**EXERCISE PROMPT**
Copy the lines holding the word "Packaging", all of them.

[Items from a figure collection]
____________________

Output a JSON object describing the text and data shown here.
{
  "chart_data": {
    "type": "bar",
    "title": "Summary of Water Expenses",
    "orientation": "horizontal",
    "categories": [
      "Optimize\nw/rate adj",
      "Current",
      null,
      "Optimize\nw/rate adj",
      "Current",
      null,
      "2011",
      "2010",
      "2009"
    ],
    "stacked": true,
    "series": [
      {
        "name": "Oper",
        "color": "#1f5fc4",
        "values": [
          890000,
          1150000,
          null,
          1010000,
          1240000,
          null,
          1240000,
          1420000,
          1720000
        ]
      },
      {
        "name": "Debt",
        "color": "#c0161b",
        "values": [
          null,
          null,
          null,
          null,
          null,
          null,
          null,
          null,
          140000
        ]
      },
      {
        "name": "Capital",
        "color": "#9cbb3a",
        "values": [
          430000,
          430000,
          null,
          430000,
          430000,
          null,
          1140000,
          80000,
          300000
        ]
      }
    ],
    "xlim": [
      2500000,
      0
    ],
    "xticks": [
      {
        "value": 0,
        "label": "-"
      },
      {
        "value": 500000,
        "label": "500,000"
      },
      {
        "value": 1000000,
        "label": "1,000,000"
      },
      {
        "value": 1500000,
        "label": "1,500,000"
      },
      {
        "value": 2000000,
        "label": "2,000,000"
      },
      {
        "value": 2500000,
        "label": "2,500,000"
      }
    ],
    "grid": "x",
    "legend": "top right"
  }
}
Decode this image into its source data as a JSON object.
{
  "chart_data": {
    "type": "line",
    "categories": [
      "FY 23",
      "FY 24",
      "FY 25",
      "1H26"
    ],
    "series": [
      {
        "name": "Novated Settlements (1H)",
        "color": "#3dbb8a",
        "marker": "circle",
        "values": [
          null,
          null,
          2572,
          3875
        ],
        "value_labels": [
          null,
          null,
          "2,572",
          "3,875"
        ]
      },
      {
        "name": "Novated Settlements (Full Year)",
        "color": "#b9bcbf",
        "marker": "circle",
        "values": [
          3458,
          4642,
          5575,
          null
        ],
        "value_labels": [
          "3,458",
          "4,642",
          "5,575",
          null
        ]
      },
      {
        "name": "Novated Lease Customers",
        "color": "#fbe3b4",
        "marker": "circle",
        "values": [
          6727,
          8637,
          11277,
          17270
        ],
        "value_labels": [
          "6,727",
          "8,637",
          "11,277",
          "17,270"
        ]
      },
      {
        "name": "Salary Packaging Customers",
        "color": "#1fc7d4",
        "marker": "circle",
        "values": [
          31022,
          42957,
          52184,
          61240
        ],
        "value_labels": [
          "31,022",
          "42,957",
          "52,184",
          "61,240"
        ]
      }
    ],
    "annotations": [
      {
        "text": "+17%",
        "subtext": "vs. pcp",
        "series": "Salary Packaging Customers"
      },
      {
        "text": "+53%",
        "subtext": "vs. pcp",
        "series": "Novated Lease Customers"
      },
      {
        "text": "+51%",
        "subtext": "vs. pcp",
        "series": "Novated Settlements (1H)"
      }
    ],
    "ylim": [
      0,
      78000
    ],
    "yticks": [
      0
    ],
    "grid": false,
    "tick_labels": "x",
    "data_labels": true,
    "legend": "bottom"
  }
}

____________________

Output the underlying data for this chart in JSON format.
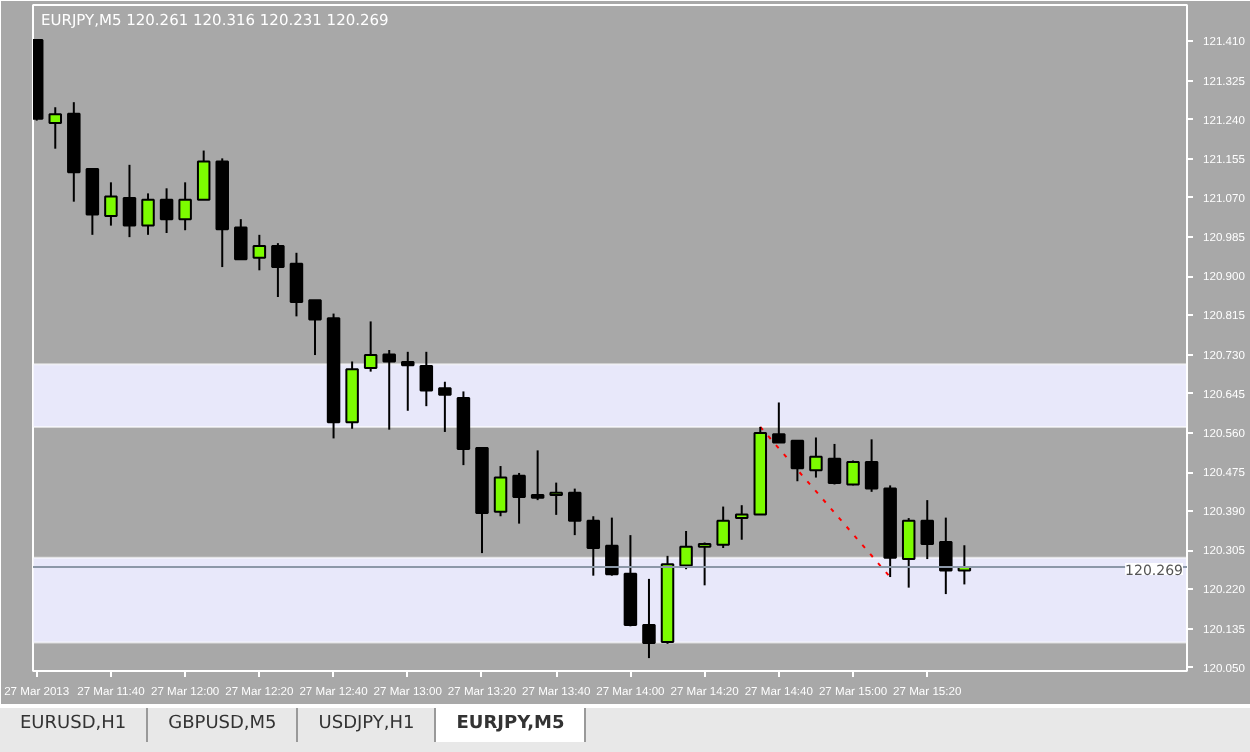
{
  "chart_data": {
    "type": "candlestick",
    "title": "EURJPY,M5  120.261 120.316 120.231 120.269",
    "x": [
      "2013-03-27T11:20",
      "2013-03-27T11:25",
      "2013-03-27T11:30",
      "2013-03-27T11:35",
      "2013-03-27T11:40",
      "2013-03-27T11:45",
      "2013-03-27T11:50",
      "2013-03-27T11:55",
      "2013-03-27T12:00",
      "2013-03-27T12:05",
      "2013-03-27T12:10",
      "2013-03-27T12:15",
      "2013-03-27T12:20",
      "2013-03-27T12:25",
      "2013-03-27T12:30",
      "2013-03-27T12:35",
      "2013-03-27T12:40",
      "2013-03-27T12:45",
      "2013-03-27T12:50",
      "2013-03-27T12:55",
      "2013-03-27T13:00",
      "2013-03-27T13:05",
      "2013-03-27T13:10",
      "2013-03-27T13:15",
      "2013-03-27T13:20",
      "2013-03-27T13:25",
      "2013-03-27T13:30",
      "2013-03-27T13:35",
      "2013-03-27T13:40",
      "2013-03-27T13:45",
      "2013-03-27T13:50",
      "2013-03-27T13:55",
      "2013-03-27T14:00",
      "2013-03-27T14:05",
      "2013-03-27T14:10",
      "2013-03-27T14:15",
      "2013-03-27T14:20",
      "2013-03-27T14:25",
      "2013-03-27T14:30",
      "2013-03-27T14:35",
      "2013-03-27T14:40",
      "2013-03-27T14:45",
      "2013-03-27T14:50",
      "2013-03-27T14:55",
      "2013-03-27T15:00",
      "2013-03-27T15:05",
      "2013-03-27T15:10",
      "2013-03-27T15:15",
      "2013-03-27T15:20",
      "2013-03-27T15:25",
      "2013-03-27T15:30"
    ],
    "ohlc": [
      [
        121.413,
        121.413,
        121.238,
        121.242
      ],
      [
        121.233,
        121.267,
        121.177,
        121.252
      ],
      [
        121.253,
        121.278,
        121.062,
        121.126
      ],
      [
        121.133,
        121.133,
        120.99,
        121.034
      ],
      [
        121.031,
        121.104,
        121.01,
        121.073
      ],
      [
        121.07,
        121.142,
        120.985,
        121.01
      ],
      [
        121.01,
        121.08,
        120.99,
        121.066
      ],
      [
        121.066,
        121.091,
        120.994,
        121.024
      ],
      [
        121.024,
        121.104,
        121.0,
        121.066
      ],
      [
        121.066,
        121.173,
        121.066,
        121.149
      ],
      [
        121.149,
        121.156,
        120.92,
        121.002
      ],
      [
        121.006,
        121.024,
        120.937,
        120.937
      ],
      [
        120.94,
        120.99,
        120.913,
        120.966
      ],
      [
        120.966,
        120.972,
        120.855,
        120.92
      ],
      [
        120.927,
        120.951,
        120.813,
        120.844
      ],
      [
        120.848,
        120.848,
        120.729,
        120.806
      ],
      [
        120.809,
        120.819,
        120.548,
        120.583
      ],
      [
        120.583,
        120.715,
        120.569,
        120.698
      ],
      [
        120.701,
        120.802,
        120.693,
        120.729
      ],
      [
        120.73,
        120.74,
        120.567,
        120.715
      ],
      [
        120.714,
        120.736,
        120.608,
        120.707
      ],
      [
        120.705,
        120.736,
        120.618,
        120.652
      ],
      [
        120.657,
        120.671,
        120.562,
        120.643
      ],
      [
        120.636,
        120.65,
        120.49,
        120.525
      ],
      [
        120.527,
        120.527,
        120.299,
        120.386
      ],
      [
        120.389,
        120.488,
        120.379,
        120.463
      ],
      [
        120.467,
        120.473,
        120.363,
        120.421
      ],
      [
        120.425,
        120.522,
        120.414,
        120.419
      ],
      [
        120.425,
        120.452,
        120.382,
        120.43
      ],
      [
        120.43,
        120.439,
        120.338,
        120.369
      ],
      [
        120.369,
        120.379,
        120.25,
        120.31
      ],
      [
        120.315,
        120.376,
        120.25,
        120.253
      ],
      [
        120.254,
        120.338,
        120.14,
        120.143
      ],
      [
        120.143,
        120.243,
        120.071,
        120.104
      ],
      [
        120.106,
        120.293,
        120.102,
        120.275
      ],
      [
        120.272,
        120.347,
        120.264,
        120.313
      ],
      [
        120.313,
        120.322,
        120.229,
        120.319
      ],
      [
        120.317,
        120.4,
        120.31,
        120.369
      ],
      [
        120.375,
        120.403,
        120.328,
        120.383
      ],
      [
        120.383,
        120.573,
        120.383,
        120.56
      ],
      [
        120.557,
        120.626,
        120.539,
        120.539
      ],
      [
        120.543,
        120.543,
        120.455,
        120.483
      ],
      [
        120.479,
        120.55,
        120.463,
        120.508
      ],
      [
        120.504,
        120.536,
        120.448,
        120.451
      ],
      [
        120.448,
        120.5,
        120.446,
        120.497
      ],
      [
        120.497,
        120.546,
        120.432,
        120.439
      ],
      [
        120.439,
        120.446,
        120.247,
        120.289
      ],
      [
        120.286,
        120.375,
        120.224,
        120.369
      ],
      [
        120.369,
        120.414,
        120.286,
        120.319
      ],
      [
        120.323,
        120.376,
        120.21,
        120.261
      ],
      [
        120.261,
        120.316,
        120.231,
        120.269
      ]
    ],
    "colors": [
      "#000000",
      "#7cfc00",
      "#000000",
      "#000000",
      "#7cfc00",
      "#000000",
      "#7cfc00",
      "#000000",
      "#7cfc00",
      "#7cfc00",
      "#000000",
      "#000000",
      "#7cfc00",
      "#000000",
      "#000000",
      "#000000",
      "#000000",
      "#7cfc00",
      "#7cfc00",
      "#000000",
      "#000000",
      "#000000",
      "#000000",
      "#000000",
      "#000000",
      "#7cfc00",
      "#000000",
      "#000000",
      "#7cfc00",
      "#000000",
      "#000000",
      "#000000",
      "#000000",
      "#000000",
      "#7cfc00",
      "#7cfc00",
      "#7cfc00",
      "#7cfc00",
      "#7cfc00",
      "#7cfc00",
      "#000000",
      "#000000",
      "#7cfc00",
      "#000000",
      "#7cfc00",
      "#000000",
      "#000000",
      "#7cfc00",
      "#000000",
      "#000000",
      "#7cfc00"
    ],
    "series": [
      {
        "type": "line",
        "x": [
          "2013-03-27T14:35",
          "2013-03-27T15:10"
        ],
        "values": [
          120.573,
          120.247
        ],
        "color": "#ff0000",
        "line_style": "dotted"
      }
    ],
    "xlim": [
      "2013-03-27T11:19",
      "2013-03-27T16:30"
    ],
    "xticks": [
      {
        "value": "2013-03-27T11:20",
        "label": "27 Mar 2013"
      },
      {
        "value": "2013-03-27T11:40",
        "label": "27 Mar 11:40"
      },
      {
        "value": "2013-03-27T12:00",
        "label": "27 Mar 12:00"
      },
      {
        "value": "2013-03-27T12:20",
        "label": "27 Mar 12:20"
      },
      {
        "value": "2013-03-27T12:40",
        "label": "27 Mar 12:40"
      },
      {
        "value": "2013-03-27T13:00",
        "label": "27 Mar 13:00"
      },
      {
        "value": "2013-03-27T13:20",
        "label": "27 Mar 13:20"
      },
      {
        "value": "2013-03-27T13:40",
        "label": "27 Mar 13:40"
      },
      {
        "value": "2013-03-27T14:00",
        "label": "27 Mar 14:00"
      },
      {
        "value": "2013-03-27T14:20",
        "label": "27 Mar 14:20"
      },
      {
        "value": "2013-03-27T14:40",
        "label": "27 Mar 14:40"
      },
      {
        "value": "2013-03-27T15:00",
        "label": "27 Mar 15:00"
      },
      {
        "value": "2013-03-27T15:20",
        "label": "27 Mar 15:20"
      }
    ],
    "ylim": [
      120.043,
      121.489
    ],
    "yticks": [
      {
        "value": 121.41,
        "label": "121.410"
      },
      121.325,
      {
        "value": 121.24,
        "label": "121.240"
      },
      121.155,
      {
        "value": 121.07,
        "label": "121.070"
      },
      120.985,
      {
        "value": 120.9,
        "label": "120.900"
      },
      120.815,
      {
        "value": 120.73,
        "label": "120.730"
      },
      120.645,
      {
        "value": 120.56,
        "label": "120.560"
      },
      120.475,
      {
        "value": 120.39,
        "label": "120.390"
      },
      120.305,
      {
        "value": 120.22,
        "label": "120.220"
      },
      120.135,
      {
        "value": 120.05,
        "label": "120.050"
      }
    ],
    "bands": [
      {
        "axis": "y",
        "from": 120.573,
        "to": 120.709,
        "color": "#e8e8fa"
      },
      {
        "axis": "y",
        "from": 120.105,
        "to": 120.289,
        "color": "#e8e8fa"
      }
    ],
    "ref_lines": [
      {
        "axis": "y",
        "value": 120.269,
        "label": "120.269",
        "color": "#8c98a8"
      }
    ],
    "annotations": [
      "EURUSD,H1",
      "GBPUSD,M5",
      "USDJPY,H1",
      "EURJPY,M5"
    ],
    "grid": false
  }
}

____________________

**SOLUTION TO THIS PROBLEM**
        "name": "Salary Packaging Customers",
        "series": "Salary Packaging Customers"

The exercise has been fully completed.